─── EXTRAIT CHOISI

Quand Pomellato rencontre l’art du Kintsugi
Quand Pomellato rencontre l’art du Kintsugi
Quand Pomellato rencontre l’art du Kintsugi
Quand Pomellato rencontre l’art du Kintsugi
Quand Pomellato rencontre l’art du Kintsugi
Quand Pomellato rencontre l’art du Kintsugi

Soucieuse de l’environnement avec son or Fairmined, la marque Pomellato pousse sa logique de l’upcycling encore plus loin avec l’art traditionnel japonais, le Kintsugi.

Célèbre dans l’art de la table, le nom « Kintsugi » vient du japonais « kin » et « tsugi » qui signifient respectivement « or » et « jointure ». Apparu du XVe siècle, cet art est une expression de la philosophie japonaise de la résilience et de la compassion à travers un processus de réparation conférant un nouveau souffle et une nouvelle valeur à un objet abîmé. Pour réparer un bol ou une assiette cassée, les maîtres-artisans japonais les restaurent à l’aide de résine et d’or poudré. L’expertise réside dans la réunion des nombreux éclats avant que le laqueur ne les lie à jamais. Après plusieurs semaines de séchage, le maître artisan applique l’or avec habileté sur les jointures.

Le directeur artistique de Pomellato, Vincenzo Castaldo, avait réalisé un voyage au Japon en 2019 et pendant son séjour à Tokyo, il avait approfondi ses connaissances de l’art du kintsugi. « Je me suis immédiatement senti en affinité avec l’esprit de cet art ancien. J’étais attiré par l’élégance de la pensée japonaise et par la notion que quelque chose de cassé devenait plus précieux à travers ce rituel de réparation ».

Ainsi, il décide de se tourner vers la technique de réparation japonaise traditionnelle pour recycler les pierres précieuses abîmées en les valorisant et créer une éblouissante collection capsule d’une grande originalité. Les pierres en jais et cacholong abîmés, qui seraient normalement jetés, sont repensés pour dévoiler une approche novatrice de la création de bijoux précieux. Ces bijoux sont le fruit de la collaboration avec une artiste maître du kintsugi, installée à Tokyo, qui offre avec amour une nouvelle vie et préciosité à des morceaux brisés de jais et de cacholong. Dans une véritable pollinisation croisée de cultures, les artisans qualifiés de la Casa Pomellato à Milan métamorphosent les pierres retravaillées en bagues, colliers et pendentifs au minimalisme impressionnant.

« Bien que Milan et Tokyo soient très éloignées l’une de l’autre, nous partageons une vision rare et poétique de la beauté quant à un idéal faussement parfait et nous avons tous les deux la même manière d’adopter la diversité et l’imperfection. Nous sommes très respectueux de la sagesse séculaire de cet art, et l’objectif n’est pas de créer la perfection, mais un résultat très personnalisé et spontané. Chaque bijou est réellement unique et c’est pour moi l’essence même de la préciosité »,  conclut avec philosophie Vincenzo Castaldo.

──────
─── ENREGISTREMENTS FOURNIS

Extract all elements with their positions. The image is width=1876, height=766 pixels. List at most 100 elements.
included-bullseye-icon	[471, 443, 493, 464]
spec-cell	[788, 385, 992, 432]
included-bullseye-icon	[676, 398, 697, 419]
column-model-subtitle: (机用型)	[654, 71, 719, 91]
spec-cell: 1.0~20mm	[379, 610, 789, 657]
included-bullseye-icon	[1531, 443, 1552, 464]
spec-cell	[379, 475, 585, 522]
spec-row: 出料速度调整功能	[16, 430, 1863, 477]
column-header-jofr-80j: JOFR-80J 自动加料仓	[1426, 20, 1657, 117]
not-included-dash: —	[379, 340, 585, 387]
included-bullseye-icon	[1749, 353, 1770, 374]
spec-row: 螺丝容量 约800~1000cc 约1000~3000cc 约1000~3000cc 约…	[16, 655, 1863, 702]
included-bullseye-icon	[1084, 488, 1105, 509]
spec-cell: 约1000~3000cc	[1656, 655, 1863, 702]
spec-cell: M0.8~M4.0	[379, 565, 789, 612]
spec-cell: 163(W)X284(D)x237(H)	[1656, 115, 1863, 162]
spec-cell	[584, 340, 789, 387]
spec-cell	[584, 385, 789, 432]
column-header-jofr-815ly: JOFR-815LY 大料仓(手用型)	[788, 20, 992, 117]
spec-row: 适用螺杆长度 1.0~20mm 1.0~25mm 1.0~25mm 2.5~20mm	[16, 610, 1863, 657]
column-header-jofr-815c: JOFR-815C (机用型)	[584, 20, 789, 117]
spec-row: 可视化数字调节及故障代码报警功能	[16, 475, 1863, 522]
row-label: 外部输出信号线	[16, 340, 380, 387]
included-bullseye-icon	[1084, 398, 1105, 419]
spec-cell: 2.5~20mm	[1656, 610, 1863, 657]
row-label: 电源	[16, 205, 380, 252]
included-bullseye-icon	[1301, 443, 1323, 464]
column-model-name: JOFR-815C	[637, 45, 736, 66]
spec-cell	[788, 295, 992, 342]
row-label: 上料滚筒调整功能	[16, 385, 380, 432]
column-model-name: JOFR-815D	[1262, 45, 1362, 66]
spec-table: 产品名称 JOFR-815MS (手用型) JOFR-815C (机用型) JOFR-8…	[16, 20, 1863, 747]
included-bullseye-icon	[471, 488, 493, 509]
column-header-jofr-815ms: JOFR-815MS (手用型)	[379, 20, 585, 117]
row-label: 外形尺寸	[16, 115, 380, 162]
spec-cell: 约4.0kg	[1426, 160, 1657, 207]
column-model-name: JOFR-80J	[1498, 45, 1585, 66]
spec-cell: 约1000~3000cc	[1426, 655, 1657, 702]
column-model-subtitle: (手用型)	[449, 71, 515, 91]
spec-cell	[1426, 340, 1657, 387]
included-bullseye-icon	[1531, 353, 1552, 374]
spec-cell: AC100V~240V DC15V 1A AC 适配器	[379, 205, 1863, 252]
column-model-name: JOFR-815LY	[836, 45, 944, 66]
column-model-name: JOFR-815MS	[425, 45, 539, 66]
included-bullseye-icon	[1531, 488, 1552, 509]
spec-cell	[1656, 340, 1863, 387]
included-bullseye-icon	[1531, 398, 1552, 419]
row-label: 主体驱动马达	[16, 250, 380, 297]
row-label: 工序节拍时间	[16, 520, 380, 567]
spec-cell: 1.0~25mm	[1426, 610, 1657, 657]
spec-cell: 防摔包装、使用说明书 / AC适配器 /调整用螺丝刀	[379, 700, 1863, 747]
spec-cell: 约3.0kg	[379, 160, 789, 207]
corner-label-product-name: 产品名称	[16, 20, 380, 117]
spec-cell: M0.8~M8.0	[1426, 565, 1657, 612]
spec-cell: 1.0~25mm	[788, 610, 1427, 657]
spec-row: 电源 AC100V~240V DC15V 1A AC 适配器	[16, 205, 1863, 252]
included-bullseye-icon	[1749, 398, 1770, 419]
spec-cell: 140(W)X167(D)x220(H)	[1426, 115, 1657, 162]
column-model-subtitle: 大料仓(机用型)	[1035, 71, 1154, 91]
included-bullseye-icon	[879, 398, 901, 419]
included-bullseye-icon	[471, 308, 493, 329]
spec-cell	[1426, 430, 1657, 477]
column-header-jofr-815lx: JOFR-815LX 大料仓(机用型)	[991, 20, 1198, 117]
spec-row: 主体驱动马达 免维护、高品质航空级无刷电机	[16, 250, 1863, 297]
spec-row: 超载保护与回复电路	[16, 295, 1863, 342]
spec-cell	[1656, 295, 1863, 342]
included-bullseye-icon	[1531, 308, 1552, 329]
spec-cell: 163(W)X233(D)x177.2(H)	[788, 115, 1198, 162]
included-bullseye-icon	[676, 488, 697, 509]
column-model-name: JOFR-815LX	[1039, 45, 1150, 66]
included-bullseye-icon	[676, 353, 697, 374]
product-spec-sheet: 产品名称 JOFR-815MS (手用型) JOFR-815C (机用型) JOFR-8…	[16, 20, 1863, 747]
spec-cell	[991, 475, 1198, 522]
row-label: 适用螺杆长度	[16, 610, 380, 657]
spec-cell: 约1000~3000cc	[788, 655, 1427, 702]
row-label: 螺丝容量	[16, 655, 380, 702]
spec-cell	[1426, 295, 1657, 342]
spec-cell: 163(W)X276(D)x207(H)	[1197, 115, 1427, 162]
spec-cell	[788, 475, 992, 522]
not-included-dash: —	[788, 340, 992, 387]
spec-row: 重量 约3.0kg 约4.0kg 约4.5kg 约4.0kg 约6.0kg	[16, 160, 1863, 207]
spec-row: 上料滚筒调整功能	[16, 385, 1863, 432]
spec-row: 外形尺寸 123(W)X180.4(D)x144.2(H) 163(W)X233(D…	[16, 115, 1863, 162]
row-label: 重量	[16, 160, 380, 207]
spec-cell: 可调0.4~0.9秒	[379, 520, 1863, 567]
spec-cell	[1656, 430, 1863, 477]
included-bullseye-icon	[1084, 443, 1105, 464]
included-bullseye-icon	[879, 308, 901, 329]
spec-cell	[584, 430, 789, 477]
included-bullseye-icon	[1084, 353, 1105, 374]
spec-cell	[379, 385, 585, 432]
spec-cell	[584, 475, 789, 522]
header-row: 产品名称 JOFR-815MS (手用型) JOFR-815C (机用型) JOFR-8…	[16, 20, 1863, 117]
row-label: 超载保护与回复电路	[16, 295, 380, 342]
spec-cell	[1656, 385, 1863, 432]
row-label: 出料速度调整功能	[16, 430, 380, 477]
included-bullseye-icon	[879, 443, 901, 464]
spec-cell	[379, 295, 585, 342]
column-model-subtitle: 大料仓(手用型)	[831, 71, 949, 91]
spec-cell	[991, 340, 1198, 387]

──────

Extrayez mot pour mot le passage du texte sur Pomellato et le Kintsugi compris entre « Ainsi, il décide » et « au minimalisme impressionnant. », bornes incluses.

### RÉPONSE ATTENDUE
Ainsi, il décide de se tourner vers la technique de réparation japonaise traditionnelle pour recycler les pierres précieuses abîmées en les valorisant et créer une éblouissante collection capsule d’une grande originalité. Les pierres en jais et cacholong abîmés, qui seraient normalement jetés, sont repensés pour dévoiler une approche novatrice de la création de bijoux précieux. Ces bijoux sont le fruit de la collaboration avec une artiste maître du kintsugi, installée à Tokyo, qui offre avec amour une nouvelle vie et préciosité à des morceaux brisés de jais et de cacholong. Dans une véritable pollinisation croisée de cultures, les artisans qualifiés de la Casa Pomellato à Milan métamorphosent les pierres retravaillées en bagues, colliers et pendentifs au minimalisme impressionnant.